(Saved entries)
— begin —
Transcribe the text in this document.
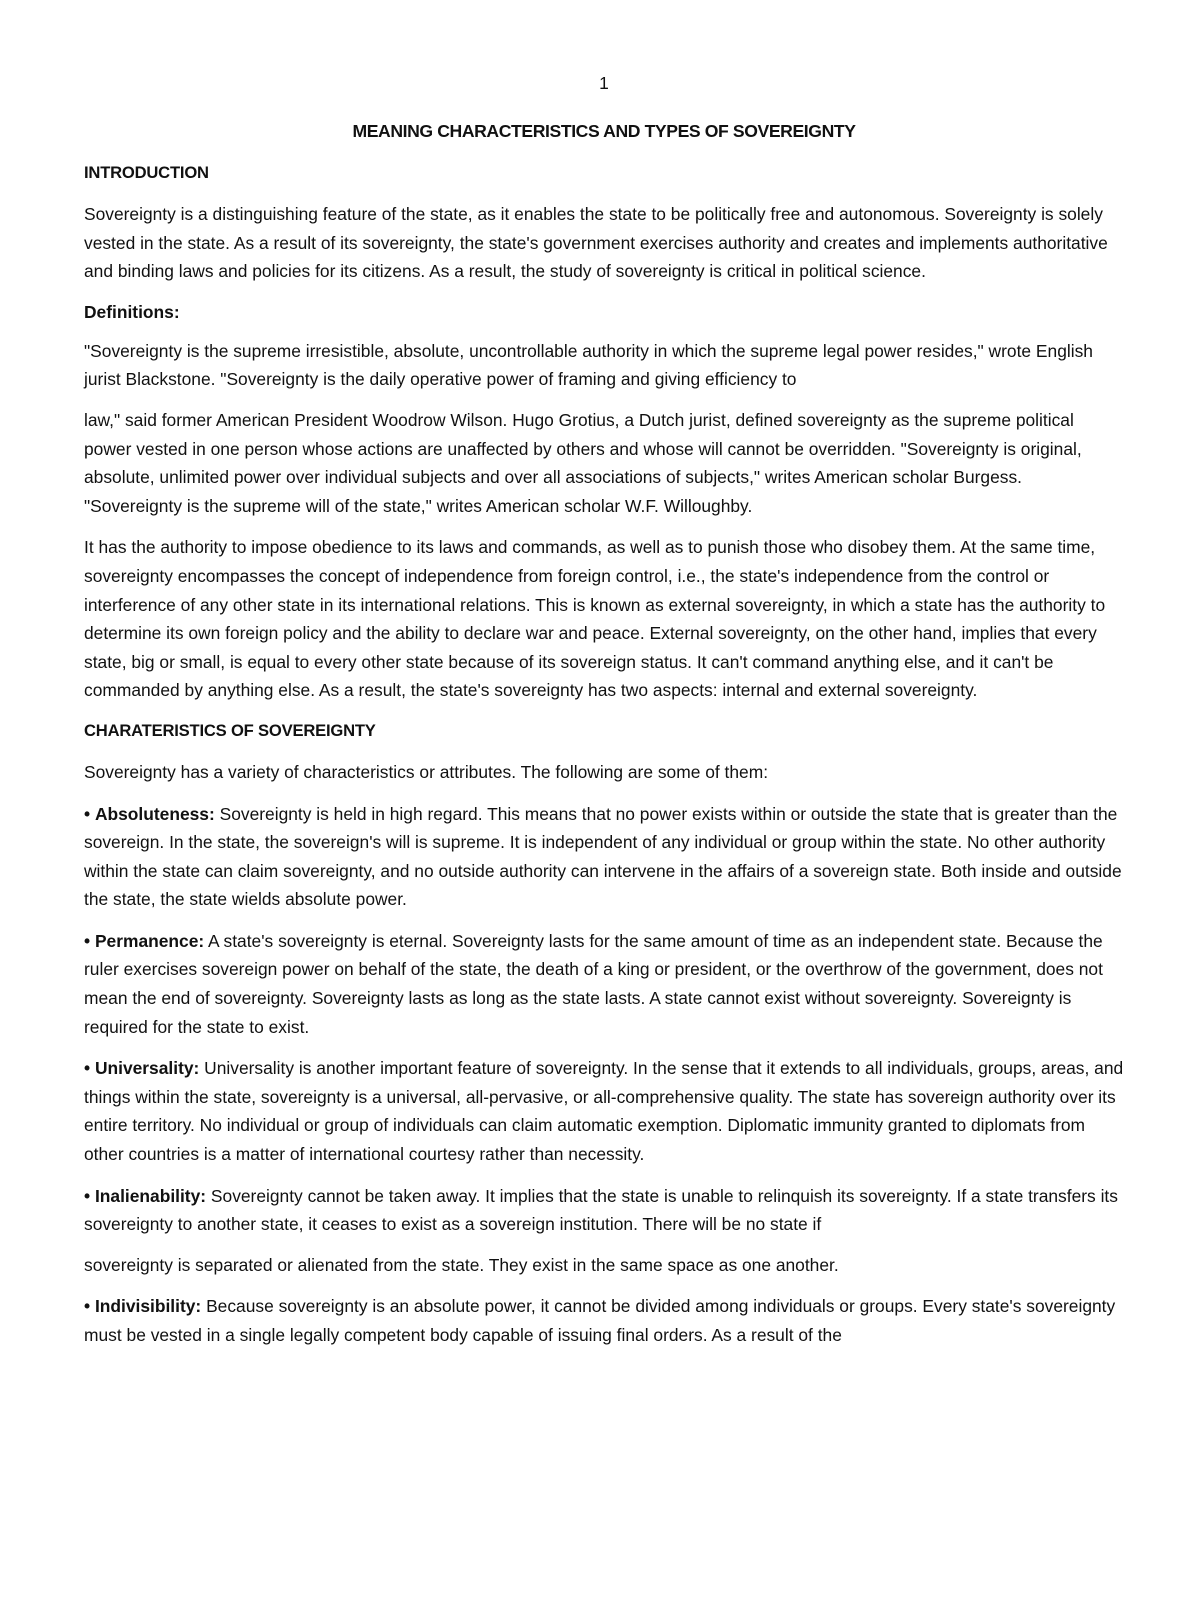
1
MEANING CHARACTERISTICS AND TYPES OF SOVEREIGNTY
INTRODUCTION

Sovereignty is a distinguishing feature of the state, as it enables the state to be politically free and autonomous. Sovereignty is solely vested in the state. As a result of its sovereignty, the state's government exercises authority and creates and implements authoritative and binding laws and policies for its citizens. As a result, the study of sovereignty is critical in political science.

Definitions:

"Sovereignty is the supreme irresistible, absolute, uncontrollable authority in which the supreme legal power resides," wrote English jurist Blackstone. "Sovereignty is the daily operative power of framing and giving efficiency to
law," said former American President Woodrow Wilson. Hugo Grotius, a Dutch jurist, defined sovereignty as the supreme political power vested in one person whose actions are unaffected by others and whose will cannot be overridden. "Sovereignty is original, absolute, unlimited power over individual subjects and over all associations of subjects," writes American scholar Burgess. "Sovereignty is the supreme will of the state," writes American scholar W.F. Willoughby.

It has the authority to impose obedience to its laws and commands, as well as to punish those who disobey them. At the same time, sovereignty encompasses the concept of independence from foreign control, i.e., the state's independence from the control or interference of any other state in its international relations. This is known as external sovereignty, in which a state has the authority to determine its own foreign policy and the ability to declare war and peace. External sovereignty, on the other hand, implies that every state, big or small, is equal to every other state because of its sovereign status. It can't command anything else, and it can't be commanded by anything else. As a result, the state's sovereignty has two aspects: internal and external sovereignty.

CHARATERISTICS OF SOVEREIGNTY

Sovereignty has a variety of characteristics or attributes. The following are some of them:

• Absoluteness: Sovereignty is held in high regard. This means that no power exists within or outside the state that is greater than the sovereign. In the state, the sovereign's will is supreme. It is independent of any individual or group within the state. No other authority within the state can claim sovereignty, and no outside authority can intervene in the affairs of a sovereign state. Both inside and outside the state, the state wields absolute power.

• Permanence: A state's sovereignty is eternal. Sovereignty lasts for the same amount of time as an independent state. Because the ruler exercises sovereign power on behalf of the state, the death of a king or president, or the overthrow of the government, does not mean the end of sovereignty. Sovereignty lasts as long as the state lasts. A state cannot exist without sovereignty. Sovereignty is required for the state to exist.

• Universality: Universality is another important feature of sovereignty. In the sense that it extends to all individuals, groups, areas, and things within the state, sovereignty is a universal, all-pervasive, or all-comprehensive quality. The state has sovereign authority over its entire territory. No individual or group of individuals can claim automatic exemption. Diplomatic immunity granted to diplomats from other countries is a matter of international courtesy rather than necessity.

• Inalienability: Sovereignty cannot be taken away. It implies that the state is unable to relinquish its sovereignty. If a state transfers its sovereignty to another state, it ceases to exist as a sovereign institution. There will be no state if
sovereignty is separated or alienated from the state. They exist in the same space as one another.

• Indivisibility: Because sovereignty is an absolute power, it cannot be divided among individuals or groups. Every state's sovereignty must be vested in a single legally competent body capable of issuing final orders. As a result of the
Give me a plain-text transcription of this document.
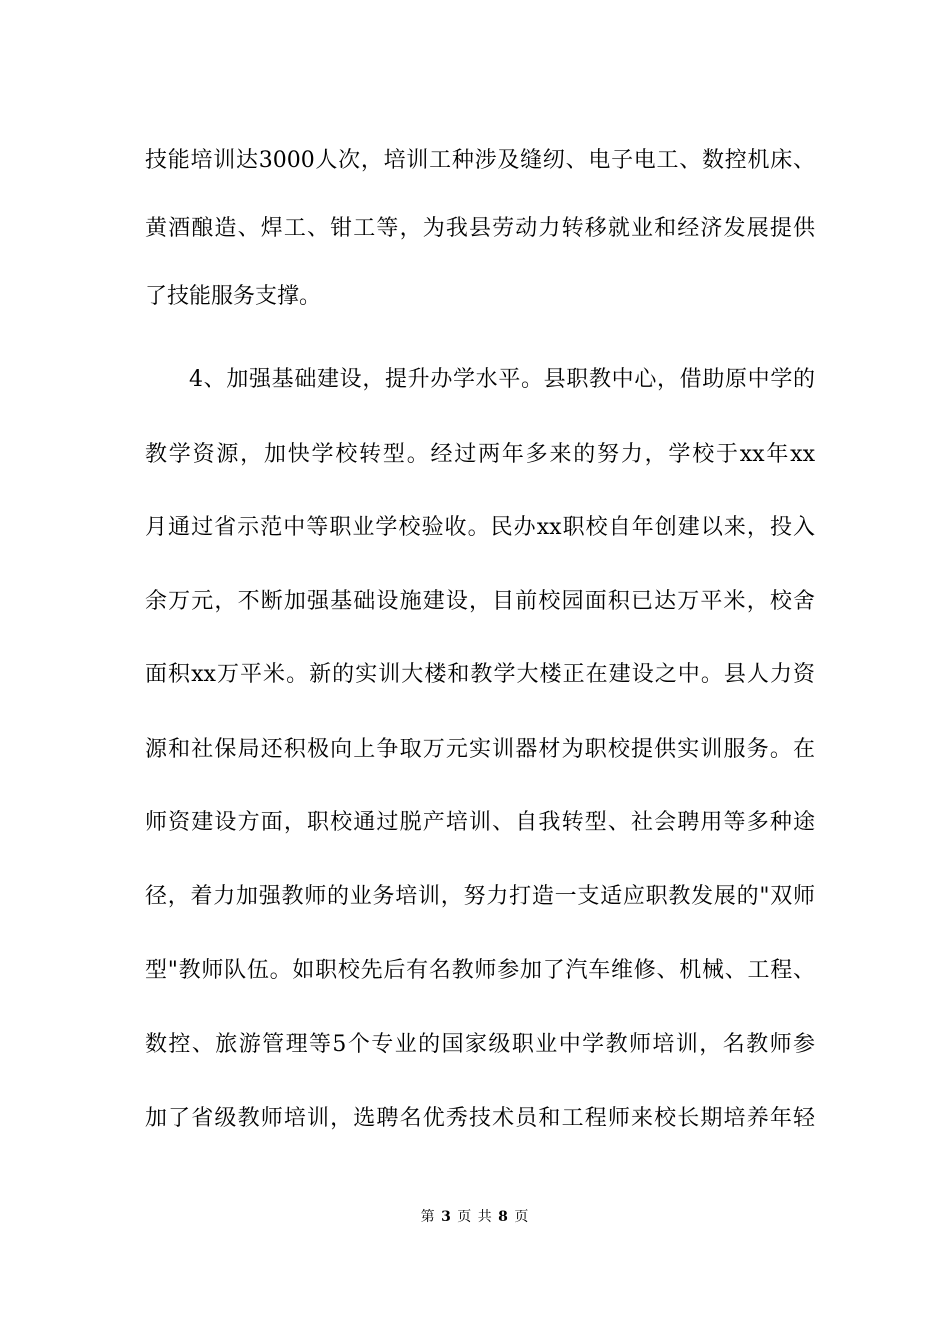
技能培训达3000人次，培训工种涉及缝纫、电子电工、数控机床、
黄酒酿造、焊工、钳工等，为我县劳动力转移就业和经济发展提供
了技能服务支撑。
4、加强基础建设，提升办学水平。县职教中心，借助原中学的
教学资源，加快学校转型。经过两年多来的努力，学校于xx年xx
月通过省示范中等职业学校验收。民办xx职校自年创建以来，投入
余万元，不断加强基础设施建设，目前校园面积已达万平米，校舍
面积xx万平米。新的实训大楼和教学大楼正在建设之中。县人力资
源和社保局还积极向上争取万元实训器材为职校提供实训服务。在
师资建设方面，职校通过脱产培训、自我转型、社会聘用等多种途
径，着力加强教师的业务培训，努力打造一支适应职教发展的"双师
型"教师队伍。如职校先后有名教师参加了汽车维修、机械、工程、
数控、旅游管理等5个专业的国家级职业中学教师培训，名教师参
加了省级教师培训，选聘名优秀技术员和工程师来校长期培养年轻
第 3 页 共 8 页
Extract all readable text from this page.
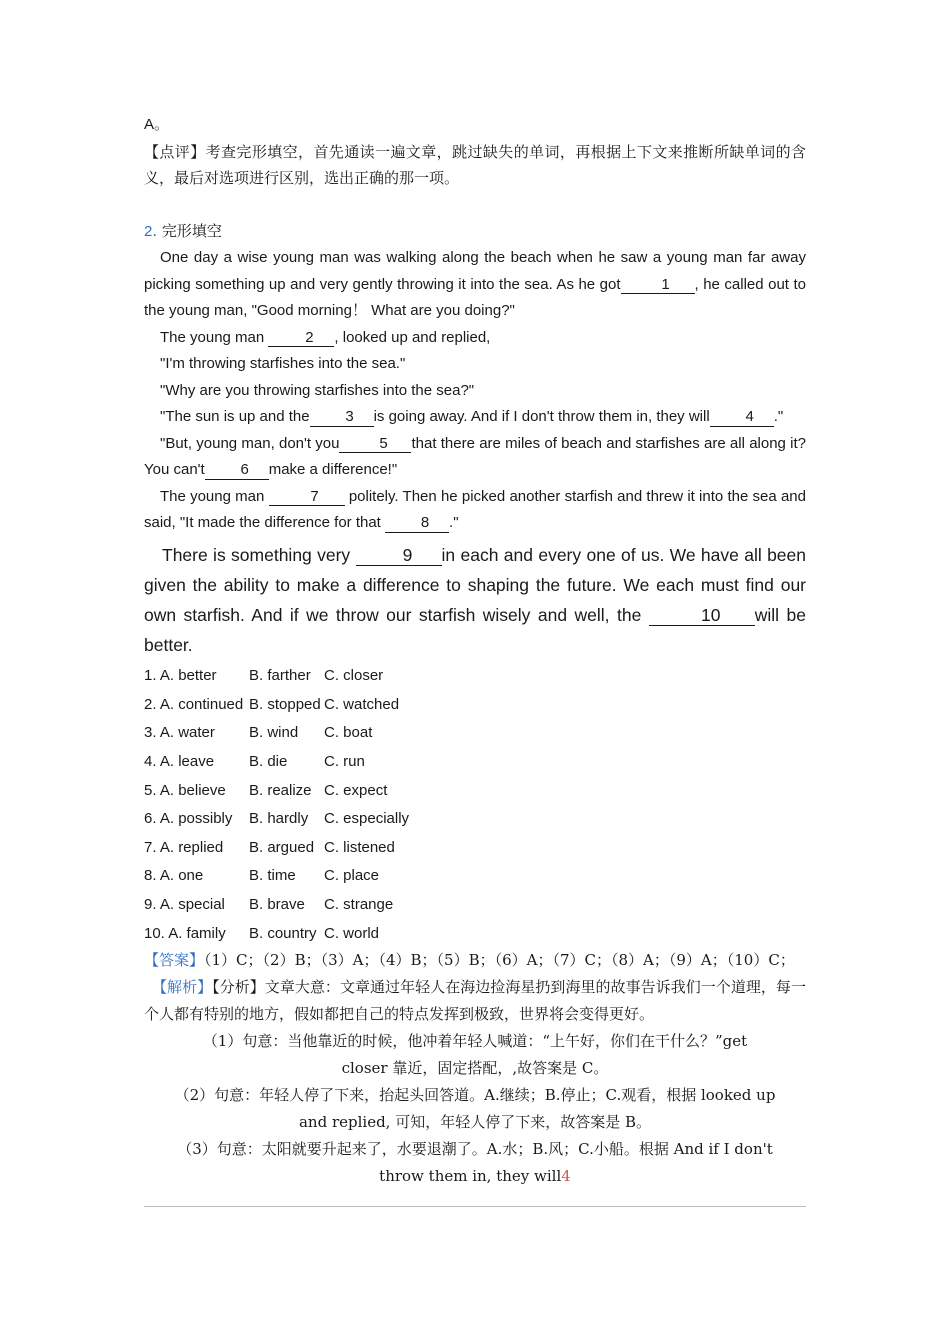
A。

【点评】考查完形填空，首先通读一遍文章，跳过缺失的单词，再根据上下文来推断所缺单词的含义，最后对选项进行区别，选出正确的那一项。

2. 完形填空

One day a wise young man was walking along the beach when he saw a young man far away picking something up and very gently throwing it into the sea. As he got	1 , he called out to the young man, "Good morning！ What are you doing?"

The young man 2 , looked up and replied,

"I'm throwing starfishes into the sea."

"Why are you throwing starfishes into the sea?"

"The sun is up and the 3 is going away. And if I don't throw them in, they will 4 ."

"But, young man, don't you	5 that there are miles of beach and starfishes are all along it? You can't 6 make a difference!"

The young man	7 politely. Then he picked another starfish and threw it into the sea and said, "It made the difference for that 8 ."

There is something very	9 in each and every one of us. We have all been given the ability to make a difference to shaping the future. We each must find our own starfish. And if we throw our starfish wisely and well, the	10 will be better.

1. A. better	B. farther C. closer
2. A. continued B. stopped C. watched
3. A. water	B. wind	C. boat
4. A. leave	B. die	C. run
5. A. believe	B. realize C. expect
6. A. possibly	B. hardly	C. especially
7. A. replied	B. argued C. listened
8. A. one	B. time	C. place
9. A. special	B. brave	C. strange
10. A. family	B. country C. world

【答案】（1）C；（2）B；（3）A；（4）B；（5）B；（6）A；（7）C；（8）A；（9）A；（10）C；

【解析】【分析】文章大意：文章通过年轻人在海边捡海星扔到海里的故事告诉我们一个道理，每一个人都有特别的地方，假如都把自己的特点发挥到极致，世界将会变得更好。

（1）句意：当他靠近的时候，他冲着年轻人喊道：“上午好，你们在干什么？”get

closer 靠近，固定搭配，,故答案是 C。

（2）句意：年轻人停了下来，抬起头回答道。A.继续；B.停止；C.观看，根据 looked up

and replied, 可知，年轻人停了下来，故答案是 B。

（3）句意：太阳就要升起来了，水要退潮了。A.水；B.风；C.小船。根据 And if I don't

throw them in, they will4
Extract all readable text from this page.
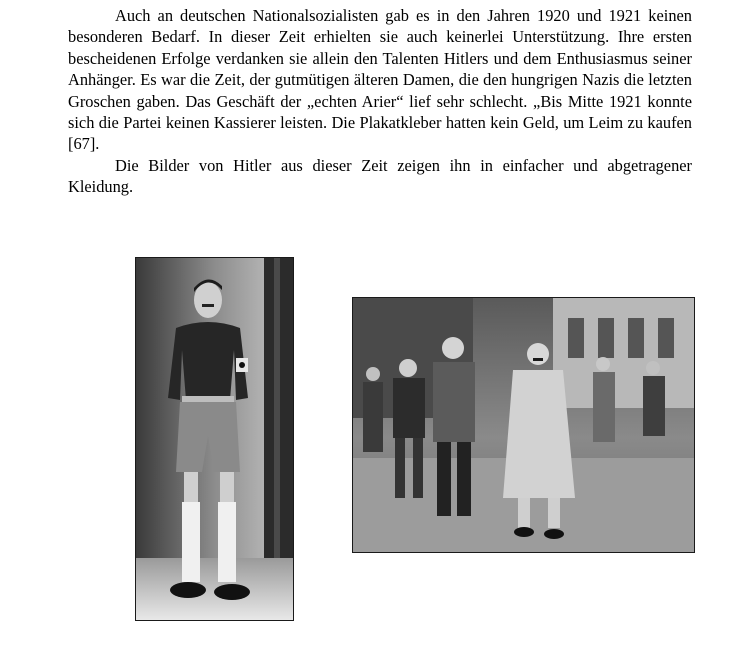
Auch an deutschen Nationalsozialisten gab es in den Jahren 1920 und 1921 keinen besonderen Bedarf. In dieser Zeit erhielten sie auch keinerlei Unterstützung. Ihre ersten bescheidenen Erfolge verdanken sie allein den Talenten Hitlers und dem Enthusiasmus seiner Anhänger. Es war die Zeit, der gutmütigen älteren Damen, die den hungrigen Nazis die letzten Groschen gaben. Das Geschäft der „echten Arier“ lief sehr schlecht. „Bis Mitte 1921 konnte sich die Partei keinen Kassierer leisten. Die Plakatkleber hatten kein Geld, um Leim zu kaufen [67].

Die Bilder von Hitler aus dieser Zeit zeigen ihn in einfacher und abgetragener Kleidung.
— end —
**REQUEST:** Check each line in the listing above for the string "beach", then report how many lines contain it, with no other text.

**FINISHED EXERCISE:** 2